Data excerpts:
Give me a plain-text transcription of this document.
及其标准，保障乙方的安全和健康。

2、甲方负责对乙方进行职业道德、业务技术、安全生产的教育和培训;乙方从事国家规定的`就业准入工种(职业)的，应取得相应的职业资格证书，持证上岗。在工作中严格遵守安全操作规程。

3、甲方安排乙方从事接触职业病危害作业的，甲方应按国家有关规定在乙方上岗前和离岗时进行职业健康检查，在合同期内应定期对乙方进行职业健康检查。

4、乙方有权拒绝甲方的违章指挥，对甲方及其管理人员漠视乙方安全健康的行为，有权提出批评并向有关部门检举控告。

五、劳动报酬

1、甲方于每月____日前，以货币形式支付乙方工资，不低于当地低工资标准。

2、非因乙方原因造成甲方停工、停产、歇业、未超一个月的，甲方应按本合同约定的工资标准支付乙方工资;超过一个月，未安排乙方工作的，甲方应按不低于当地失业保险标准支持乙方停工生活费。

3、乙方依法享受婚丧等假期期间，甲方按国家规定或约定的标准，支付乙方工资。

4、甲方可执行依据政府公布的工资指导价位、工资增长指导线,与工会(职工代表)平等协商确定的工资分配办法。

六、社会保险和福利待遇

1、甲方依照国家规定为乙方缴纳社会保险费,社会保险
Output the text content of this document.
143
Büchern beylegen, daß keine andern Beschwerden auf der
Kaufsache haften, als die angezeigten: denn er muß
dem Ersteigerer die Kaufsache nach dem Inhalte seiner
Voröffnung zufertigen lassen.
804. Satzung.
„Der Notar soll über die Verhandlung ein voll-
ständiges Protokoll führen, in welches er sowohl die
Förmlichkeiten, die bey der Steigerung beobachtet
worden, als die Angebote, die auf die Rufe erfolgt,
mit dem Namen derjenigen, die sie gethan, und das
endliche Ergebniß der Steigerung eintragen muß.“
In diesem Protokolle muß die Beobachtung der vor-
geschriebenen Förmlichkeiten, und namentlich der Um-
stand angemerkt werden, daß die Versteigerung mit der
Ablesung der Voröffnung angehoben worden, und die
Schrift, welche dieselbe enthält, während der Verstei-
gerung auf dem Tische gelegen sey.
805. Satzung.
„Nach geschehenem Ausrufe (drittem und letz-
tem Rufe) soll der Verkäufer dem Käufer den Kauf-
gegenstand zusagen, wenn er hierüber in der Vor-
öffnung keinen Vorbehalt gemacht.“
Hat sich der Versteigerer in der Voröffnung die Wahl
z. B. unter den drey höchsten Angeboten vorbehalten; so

* _Work to be completed_: Quote all the records exactly, please, leaving none out.

* _Problem solution_:
Give me a plain-text transcription of this document.
及其标准，保障乙方的安全和健康。

2、甲方负责对乙方进行职业道德、业务技术、安全生产的教育和培训;乙方从事国家规定的`就业准入工种(职业)的，应取得相应的职业资格证书，持证上岗。在工作中严格遵守安全操作规程。

3、甲方安排乙方从事接触职业病危害作业的，甲方应按国家有关规定在乙方上岗前和离岗时进行职业健康检查，在合同期内应定期对乙方进行职业健康检查。

4、乙方有权拒绝甲方的违章指挥，对甲方及其管理人员漠视乙方安全健康的行为，有权提出批评并向有关部门检举控告。

五、劳动报酬

1、甲方于每月____日前，以货币形式支付乙方工资，不低于当地低工资标准。

2、非因乙方原因造成甲方停工、停产、歇业、未超一个月的，甲方应按本合同约定的工资标准支付乙方工资;超过一个月，未安排乙方工作的，甲方应按不低于当地失业保险标准支持乙方停工生活费。

3、乙方依法享受婚丧等假期期间，甲方按国家规定或约定的标准，支付乙方工资。

4、甲方可执行依据政府公布的工资指导价位、工资增长指导线,与工会(职工代表)平等协商确定的工资分配办法。

六、社会保险和福利待遇

1、甲方依照国家规定为乙方缴纳社会保险费,社会保险
Output the text content of this document.
143
Büchern beylegen, daß keine andern Beschwerden auf der
Kaufsache haften, als die angezeigten: denn er muß
dem Ersteigerer die Kaufsache nach dem Inhalte seiner
Voröffnung zufertigen lassen.
804. Satzung.
„Der Notar soll über die Verhandlung ein voll-
ständiges Protokoll führen, in welches er sowohl die
Förmlichkeiten, die bey der Steigerung beobachtet
worden, als die Angebote, die auf die Rufe erfolgt,
mit dem Namen derjenigen, die sie gethan, und das
endliche Ergebniß der Steigerung eintragen muß.“
In diesem Protokolle muß die Beobachtung der vor-
geschriebenen Förmlichkeiten, und namentlich der Um-
stand angemerkt werden, daß die Versteigerung mit der
Ablesung der Voröffnung angehoben worden, und die
Schrift, welche dieselbe enthält, während der Verstei-
gerung auf dem Tische gelegen sey.
805. Satzung.
„Nach geschehenem Ausrufe (drittem und letz-
tem Rufe) soll der Verkäufer dem Käufer den Kauf-
gegenstand zusagen, wenn er hierüber in der Vor-
öffnung keinen Vorbehalt gemacht.“
Hat sich der Versteigerer in der Voröffnung die Wahl
z. B. unter den drey höchsten Angeboten vorbehalten; so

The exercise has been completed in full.